[TASK DATA]
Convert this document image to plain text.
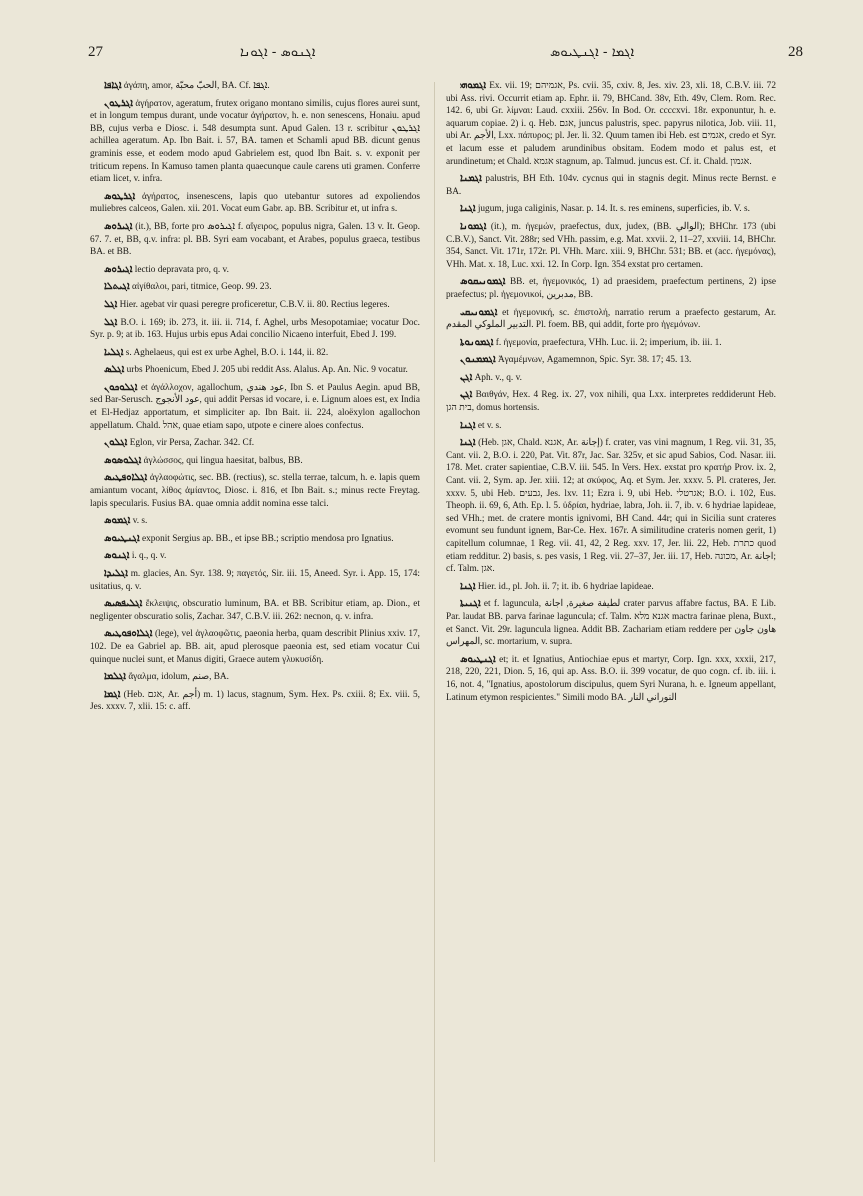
27	ܐܓܢܘܣ - ܐܓܘܢܐ	ܐܓܡܐ - ܐܓܢܛܝܘܣ	28

ܐܓܐܦܐ ἀγάπη, amor, الحبّ محبّة, BA. Cf. ܐܓܦܐ.

ܐܓܪܛܘܢ ἀγήρατον, ageratum, frutex origano montano similis, cujus flores aurei sunt, et in longum tempus durant, unde vocatur ἀγήρατον, h. e. non senescens, Honaiu. apud BB, cujus verba e Diosc. i. 548 desumpta sunt. Apud Galen. 13 r. scribitur ܐܓܪܛܘܢ achillea ageratum. Ap. Ibn Bait. i. 57, BA. tamen et Schamli apud BB. dicunt genus graminis esse, et eodem modo apud Gabrielem est, quod Ibn Bait. s. v. exponit per triticum repens. In Kamuso tamen planta quaecunque caule carens uti gramen. Conferre etiam licet, v. infra.

ܐܓܪܛܘܣ ἀγήρατος, insenescens, lapis quo utebantur sutores ad expoliendos muliebres calceos, Galen. xii. 201. Vocat eum Gabr. ap. BB. Scribitur et, ut infra s.

ܐܓܝܪܘܣ (it.), BB, forte pro ܐܓܝܪܘܣ f. αἴγειρος, populus nigra, Galen. 13 v. It. Geop. 67. 7. et, BB, q.v. infra: pl. BB. Syri eam vocabant, et Arabes, populus graeca, testibus BA. et BB.

ܐܓܝܪܘܣ lectio depravata pro, q. v.

ܐܓܝܬܠܐ αἰγίθαλοι, pari, titmice, Geop. 99. 23.

ܐܓܠ Hier. agebat vir quasi peregre proficeretur, C.B.V. ii. 80. Rectius legeres.

ܐܓܠ B.O. i. 169; ib. 273, it. iii. ii. 714, f. Aghel, urbs Mesopotamiae; vocatur Doc. Syr. p. 9; at ib. 163. Hujus urbis epus Adai concilio Nicaeno interfuit, Ebed J. 199.

ܐܓܠܝܐ s. Aghelaeus, qui est ex urbe Aghel, B.O. i. 144, ii. 82.

ܐܓܠܣ urbs Phoenicum, Ebed J. 205 ubi reddit Ass. Alalus. Ap. An. Nic. 9 vocatur.

ܐܓܠܘܟܘܢ et ἀγάλλοχον, agallochum, عود هندي, Ibn S. et Paulus Aegin. apud BB, sed Bar-Serusch. عود الأنجوج, qui addit Persas id vocare, i. e. Lignum aloes est, ex India et El-Hedjaz apportatum, et simpliciter ap. Ibn Bait. ii. 224, aloëxylon agallochon appellatum. Chald. אהל, quae etiam sapo, utpote e cinere aloes confectus.

ܐܓܠܘܢ Eglon, vir Persa, Zachar. 342. Cf.

ܐܓܠܘܣܘܣ ἀγλώσσος, qui lingua haesitat, balbus, BB.

ܐܓܠܐܘܦܛܝܣ ἀγλαοφώτις, sec. BB. (rectius), sc. stella terrae, talcum, h. e. lapis quem amiantum vocant, λίθος ἀμίαντος, Diosc. i. 816, et Ibn Bait. s.; minus recte Freytag. lapis specularis. Fusius BA. quae omnia addit nomina esse talci.

ܐܓܡܘܣ v. s.

ܐܓܢܛܝܘܣ exponit Sergius ap. BB., et ipse BB.; scriptio mendosa pro Ignatius.

ܐܓܢܘܣ i. q., q. v.

ܐܓܠܝܕܐ m. glacies, An. Syr. 138. 9; παγετός, Sir. iii. 15, Aneed. Syr. i. App. 15, 174: usitatius, q. v.

ܐܓܠܝܦܣܝܣ ἔκλειψις, obscuratio luminum, BA. et BB. Scribitur etiam, ap. Dion., et negligenter obscuratio solis, Zachar. 347, C.B.V. iii. 262: necnon, q. v. infra.

ܐܓܠܐܘܦܘܛܝܣ (lege), vel ἀγλαοφῶτις, paeonia herba, quam describit Plinius xxiv. 17, 102. De ea Gabriel ap. BB. ait, apud plerosque paeonia est, sed etiam vocatur Cui quinque nuclei sunt, et Manus digiti, Graece autem γλυκυσίδη.

ܐܓܠܡܐ ἄγαλμα, idolum, صنم, BA.

ܐܓܡܐ (Heb. אגם, Ar. أجم) m. 1) lacus, stagnum, Sym. Hex. Ps. cxiii. 8; Ex. viii. 5, Jes. xxxv. 7, xlii. 15: c. aff.

ܐܓܡܘܗܝ Ex. vii. 19; אגמיהם, Ps. cvii. 35, cxiv. 8, Jes. xiv. 23, xli. 18, C.B.V. iii. 72 ubi Ass. rivi. Occurrit etiam ap. Ephr. ii. 79, BHCand. 38v, Eth. 49v, Clem. Rom. Rec. 142. 6, ubi Gr. λίμναι: Laud. cxxiii. 256v. In Bod. Or. ccccxvi. 18r. exponuntur, h. e. aquarum copiae. 2) i. q. Heb. אגם, juncus palustris, spec. papyrus nilotica, Job. viii. 11, ubi Ar. الأجم, Lxx. πάπυρος; pl. Jer. li. 32. Quum tamen ibi Heb. est אגמים, credo et Syr. et lacum esse et paludem arundinibus obsitam. Eodem modo et palus est, et arundinetum; et Chald. אגמא stagnum, ap. Talmud. juncus est. Cf. it. Chald. אגמון.

ܐܓܡܢܐ palustris, BH Eth. 104v. cycnus qui in stagnis degit. Minus recte Bernst. e BA.

ܐܓܢܐ jugum, juga caliginis, Nasar. p. 14. It. s. res eminens, superficies, ib. V. s.

ܐܓܡܘܢܐ (it.), m. ἡγεμών, praefectus, dux, judex, (BB. الوالي); BHChr. 173 (ubi C.B.V.), Sanct. Vit. 288r; sed VHh. passim, e.g. Mat. xxvii. 2, 11–27, xxviii. 14, BHChr. 354, Sanct. Vit. 171r, 172r. Pl. VHh. Marc. xiii. 9, BHChr. 531; BB. et (acc. ἡγεμόνας), VHh. Mat. x. 18, Luc. xxi. 12. In Corp. Ign. 354 exstat pro certamen.

ܐܓܡܘܢܝܩܘܣ BB. et, ἡγεμονικός, 1) ad praesidem, praefectum pertinens, 2) ipse praefectus; pl. ἡγεμονικοί, مدبرين, BB.

ܐܓܡܘܢܝܩܝ et ἡγεμονική, sc. ἐπιστολή, narratio rerum a praefecto gestarum, Ar. التدبير الملوكي المقدم. Pl. foem. BB, qui addit, forte pro ἡγεμόνων.

ܐܓܡܘܢܘܬܐ f. ἡγεμονία, praefectura, VHh. Luc. ii. 2; imperium, ib. iii. 1.

ܐܓܡܡܢܘܢ Ἀγαμέμνων, Agamemnon, Spic. Syr. 38. 17; 45. 13.

ܐܓܢ Aph. v., q. v.

ܐܓܢ Βαιθγάν, Hex. 4 Reg. ix. 27, vox nihili, qua Lxx. interpretes reddiderunt Heb. בית הגן, domus hortensis.

ܐܓܢܐ et v. s.

ܐܓܢܐ (Heb. אגן, Chald. אגנא, Ar. إجانة) f. crater, vas vini magnum, 1 Reg. vii. 31, 35, Cant. vii. 2, B.O. i. 220, Pat. Vit. 87r, Jac. Sar. 325v, et sic apud Sabios, Cod. Nasar. iii. 178. Met. crater sapientiae, C.B.V. iii. 545. In Vers. Hex. exstat pro κρατήρ Prov. ix. 2, Cant. vii. 2, Sym. ap. Jer. xiii. 12; at σκύφος, Aq. et Sym. Jer. xxxv. 5. Pl. crateres, Jer. xxxv. 5, ubi Heb. גבעים, Jes. lxv. 11; Ezra i. 9, ubi Heb. אגרטלי; B.O. i. 102, Eus. Theoph. ii. 69, 6, Ath. Ep. l. 5. ὑδρίαι, hydriae, labra, Joh. ii. 7, ib. v. 6 hydriae lapideae, sed VHh.; met. de cratere montis ignivomi, BH Cand. 44r; qui in Sicilia sunt crateres evomunt seu fundunt ignem, Bar-Ce. Hex. 167r. A similitudine crateris nomen gerit, 1) capitellum columnae, 1 Reg. vii. 41, 42, 2 Reg. xxv. 17, Jer. lii. 22, Heb. כתרת quod etiam redditur. 2) basis, s. pes vasis, 1 Reg. vii. 27–37, Jer. iii. 17, Heb. מכונה, Ar. اجانة; cf. Talm. אגן.

ܐܓܢܐ Hier. id., pl. Joh. ii. 7; it. ib. 6 hydriae lapideae.

ܐܓܢܝܬܐ et f. laguncula, لطيفة صغيرة, اجانة crater parvus affabre factus, BA. E Lib. Par. laudat BB. parva farinae laguncula; cf. Talm. אגנא מלא mactra farinae plena, Buxt., et Sanct. Vit. 29r. laguncula lignea. Addit BB. Zachariam etiam reddere per هاون جاون المهراس, sc. mortarium, v. supra.

ܐܓܢܛܝܘܣ et; it. et Ignatius, Antiochiae epus et martyr, Corp. Ign. xxx, xxxii, 217, 218, 220, 221, Dion. 5, 16, qui ap. Ass. B.O. ii. 399 vocatur, de quo cogn. cf. ib. iii. i. 16, not. 4, "Ignatius, apostolorum discipulus, quem Syri Nurana, h. e. Igneum appellant, Latinum etymon respicientes." Simili modo BA. النوراني النار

[EXERCISE INSTRUCTIONS] Look over the listing. Pull out every line with the string "Ebed" in it.

[RESULT]
ܐܓܠ B.O. i. 169; ib. 273, it. iii. ii. 714, f. Aghel, urbs Mesopotamiae; vocatur Doc. Syr. p. 9; at ib. 163. Hujus urbis epus Adai concilio Nicaeno interfuit, Ebed J. 199.
ܐܓܠܣ urbs Phoenicum, Ebed J. 205 ubi reddit Ass. Alalus. Ap. An. Nic. 9 vocatur.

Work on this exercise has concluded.